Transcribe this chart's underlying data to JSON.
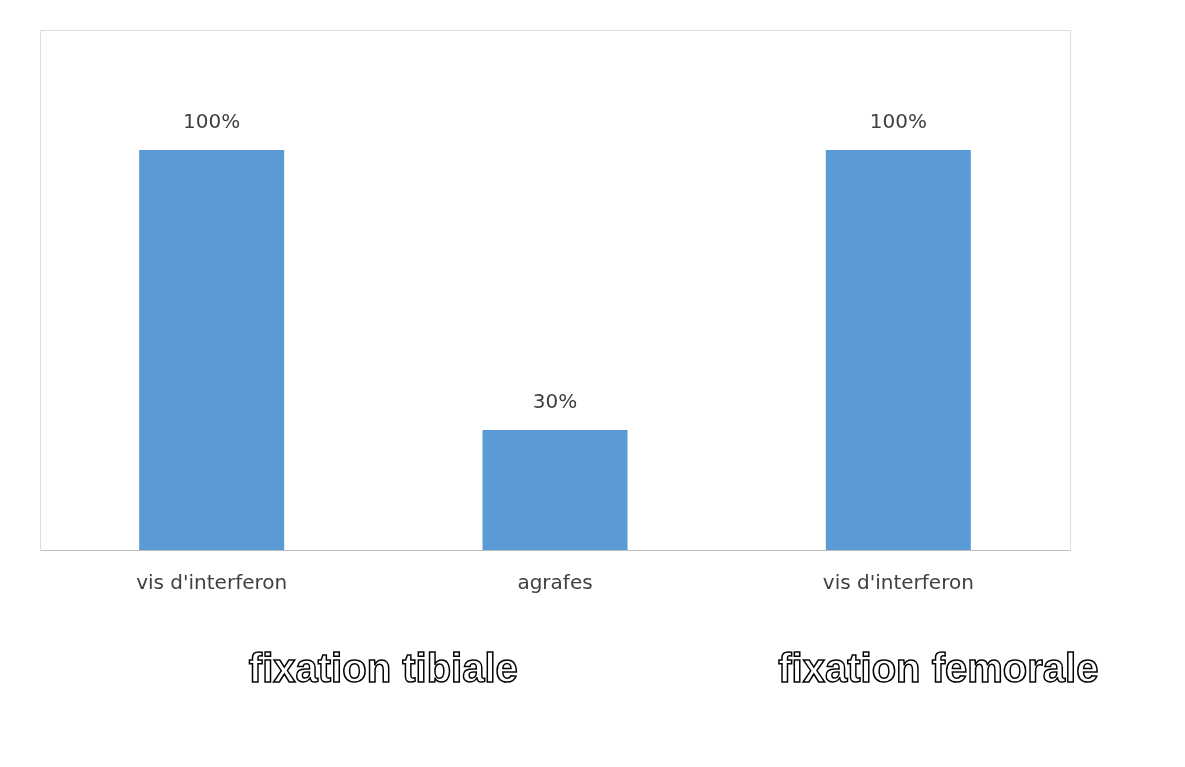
{
  "chart_data": {
    "type": "bar",
    "categories": [
      "vis d'interferon",
      "agrafes",
      "vis d'interferon"
    ],
    "values": [
      100,
      30,
      100
    ],
    "value_labels": [
      "100%",
      "30%",
      "100%"
    ],
    "color": "#5b9bd5",
    "grid": false,
    "annotations": [
      "fixation tibiale",
      "fixation femorale"
    ]
  }
}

+++

Retype the whole listing exactly and leave the pictures out.

Transcribe this chart's underlying data to JSON.
{
  "chart_data": {
    "type": "bar",
    "categories": [
      "vis d'interferon",
      "agrafes",
      "vis d'interferon"
    ],
    "values": [
      100,
      30,
      100
    ],
    "value_labels": [
      "100%",
      "30%",
      "100%"
    ],
    "color": "#5b9bd5",
    "grid": false,
    "annotations": [
      "fixation tibiale",
      "fixation femorale"
    ]
  }
}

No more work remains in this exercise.